# Dataset extract
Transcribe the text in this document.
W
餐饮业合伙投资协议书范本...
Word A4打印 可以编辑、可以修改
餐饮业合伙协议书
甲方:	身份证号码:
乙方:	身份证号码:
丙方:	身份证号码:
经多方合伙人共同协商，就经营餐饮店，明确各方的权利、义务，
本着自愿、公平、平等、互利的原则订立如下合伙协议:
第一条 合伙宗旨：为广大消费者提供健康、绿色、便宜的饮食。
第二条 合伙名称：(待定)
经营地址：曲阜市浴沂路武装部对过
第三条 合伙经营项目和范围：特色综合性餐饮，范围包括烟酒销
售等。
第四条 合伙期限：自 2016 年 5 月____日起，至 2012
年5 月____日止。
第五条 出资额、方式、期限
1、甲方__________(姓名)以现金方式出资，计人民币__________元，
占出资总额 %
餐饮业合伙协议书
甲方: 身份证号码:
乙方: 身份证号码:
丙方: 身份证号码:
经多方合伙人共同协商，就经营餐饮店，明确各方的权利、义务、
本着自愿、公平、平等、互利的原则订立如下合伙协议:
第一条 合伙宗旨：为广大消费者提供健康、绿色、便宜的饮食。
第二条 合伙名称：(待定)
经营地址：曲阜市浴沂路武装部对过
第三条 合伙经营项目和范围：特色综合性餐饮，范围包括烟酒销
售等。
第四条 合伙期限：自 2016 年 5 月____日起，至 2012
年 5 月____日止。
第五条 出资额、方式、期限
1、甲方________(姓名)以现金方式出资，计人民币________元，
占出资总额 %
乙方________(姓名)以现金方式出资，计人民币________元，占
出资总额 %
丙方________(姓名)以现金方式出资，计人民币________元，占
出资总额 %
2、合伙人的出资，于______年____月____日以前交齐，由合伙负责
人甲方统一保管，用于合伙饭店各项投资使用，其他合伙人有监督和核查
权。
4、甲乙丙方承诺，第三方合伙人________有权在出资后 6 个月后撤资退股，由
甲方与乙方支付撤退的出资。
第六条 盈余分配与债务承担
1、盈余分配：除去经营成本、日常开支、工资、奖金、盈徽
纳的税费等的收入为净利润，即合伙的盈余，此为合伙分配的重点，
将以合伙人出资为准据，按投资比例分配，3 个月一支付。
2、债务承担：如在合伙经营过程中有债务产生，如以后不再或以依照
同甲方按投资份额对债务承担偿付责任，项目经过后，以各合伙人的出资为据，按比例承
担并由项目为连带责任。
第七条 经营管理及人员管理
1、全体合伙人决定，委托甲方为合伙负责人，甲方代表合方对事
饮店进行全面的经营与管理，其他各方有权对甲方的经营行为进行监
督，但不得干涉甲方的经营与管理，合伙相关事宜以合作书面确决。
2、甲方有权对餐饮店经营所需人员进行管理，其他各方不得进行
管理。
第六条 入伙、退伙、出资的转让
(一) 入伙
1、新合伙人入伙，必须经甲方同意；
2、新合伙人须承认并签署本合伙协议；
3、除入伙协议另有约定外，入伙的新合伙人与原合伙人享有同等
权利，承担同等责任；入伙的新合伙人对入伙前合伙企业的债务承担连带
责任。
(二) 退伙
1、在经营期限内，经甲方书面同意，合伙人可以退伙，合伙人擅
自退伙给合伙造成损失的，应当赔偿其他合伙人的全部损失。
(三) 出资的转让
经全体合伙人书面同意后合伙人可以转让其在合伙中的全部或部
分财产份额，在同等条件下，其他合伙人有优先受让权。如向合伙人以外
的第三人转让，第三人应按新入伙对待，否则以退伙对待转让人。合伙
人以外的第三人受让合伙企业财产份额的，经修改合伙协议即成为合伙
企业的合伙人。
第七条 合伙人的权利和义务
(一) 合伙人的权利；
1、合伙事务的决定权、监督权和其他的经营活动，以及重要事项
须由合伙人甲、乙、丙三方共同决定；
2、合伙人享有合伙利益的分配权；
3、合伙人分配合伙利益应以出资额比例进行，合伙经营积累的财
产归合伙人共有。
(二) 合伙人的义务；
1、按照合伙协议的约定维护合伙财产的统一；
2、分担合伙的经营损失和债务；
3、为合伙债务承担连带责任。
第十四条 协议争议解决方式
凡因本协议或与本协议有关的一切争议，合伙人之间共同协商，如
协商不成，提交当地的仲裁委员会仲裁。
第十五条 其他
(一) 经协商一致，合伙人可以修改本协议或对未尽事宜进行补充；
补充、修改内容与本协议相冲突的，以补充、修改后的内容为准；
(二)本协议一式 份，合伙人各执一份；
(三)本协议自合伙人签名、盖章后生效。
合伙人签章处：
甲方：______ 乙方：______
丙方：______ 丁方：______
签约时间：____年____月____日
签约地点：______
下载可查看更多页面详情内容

# Task objective
Produce an exact copy of all the records.

# Exercise solution
Transcribe the text in this document.
W
餐饮业合伙投资协议书范本...
Word A4打印 可以编辑、可以修改
餐饮业合伙协议书
甲方:	身份证号码:
乙方:	身份证号码:
丙方:	身份证号码:
经多方合伙人共同协商，就经营餐饮店，明确各方的权利、义务，
本着自愿、公平、平等、互利的原则订立如下合伙协议:
第一条 合伙宗旨：为广大消费者提供健康、绿色、便宜的饮食。
第二条 合伙名称：(待定)
经营地址：曲阜市浴沂路武装部对过
第三条 合伙经营项目和范围：特色综合性餐饮，范围包括烟酒销
售等。
第四条 合伙期限：自 2016 年 5 月____日起，至 2012
年5 月____日止。
第五条 出资额、方式、期限
1、甲方__________(姓名)以现金方式出资，计人民币__________元，
占出资总额 %
餐饮业合伙协议书
甲方: 身份证号码:
乙方: 身份证号码:
丙方: 身份证号码:
经多方合伙人共同协商，就经营餐饮店，明确各方的权利、义务、
本着自愿、公平、平等、互利的原则订立如下合伙协议:
第一条 合伙宗旨：为广大消费者提供健康、绿色、便宜的饮食。
第二条 合伙名称：(待定)
经营地址：曲阜市浴沂路武装部对过
第三条 合伙经营项目和范围：特色综合性餐饮，范围包括烟酒销
售等。
第四条 合伙期限：自 2016 年 5 月____日起，至 2012
年 5 月____日止。
第五条 出资额、方式、期限
1、甲方________(姓名)以现金方式出资，计人民币________元，
占出资总额 %
乙方________(姓名)以现金方式出资，计人民币________元，占
出资总额 %
丙方________(姓名)以现金方式出资，计人民币________元，占
出资总额 %
2、合伙人的出资，于______年____月____日以前交齐，由合伙负责
人甲方统一保管，用于合伙饭店各项投资使用，其他合伙人有监督和核查
权。
4、甲乙丙方承诺，第三方合伙人________有权在出资后 6 个月后撤资退股，由
甲方与乙方支付撤退的出资。
第六条 盈余分配与债务承担
1、盈余分配：除去经营成本、日常开支、工资、奖金、盈徽
纳的税费等的收入为净利润，即合伙的盈余，此为合伙分配的重点，
将以合伙人出资为准据，按投资比例分配，3 个月一支付。
2、债务承担：如在合伙经营过程中有债务产生，如以后不再或以依照
同甲方按投资份额对债务承担偿付责任，项目经过后，以各合伙人的出资为据，按比例承
担并由项目为连带责任。
第七条 经营管理及人员管理
1、全体合伙人决定，委托甲方为合伙负责人，甲方代表合方对事
饮店进行全面的经营与管理，其他各方有权对甲方的经营行为进行监
督，但不得干涉甲方的经营与管理，合伙相关事宜以合作书面确决。
2、甲方有权对餐饮店经营所需人员进行管理，其他各方不得进行
管理。
第六条 入伙、退伙、出资的转让
(一) 入伙
1、新合伙人入伙，必须经甲方同意；
2、新合伙人须承认并签署本合伙协议；
3、除入伙协议另有约定外，入伙的新合伙人与原合伙人享有同等
权利，承担同等责任；入伙的新合伙人对入伙前合伙企业的债务承担连带
责任。
(二) 退伙
1、在经营期限内，经甲方书面同意，合伙人可以退伙，合伙人擅
自退伙给合伙造成损失的，应当赔偿其他合伙人的全部损失。
(三) 出资的转让
经全体合伙人书面同意后合伙人可以转让其在合伙中的全部或部
分财产份额，在同等条件下，其他合伙人有优先受让权。如向合伙人以外
的第三人转让，第三人应按新入伙对待，否则以退伙对待转让人。合伙
人以外的第三人受让合伙企业财产份额的，经修改合伙协议即成为合伙
企业的合伙人。
第七条 合伙人的权利和义务
(一) 合伙人的权利；
1、合伙事务的决定权、监督权和其他的经营活动，以及重要事项
须由合伙人甲、乙、丙三方共同决定；
2、合伙人享有合伙利益的分配权；
3、合伙人分配合伙利益应以出资额比例进行，合伙经营积累的财
产归合伙人共有。
(二) 合伙人的义务；
1、按照合伙协议的约定维护合伙财产的统一；
2、分担合伙的经营损失和债务；
3、为合伙债务承担连带责任。
第十四条 协议争议解决方式
凡因本协议或与本协议有关的一切争议，合伙人之间共同协商，如
协商不成，提交当地的仲裁委员会仲裁。
第十五条 其他
(一) 经协商一致，合伙人可以修改本协议或对未尽事宜进行补充；
补充、修改内容与本协议相冲突的，以补充、修改后的内容为准；
(二)本协议一式 份，合伙人各执一份；
(三)本协议自合伙人签名、盖章后生效。
合伙人签章处：
甲方：______ 乙方：______
丙方：______ 丁方：______
签约时间：____年____月____日
签约地点：______
下载可查看更多页面详情内容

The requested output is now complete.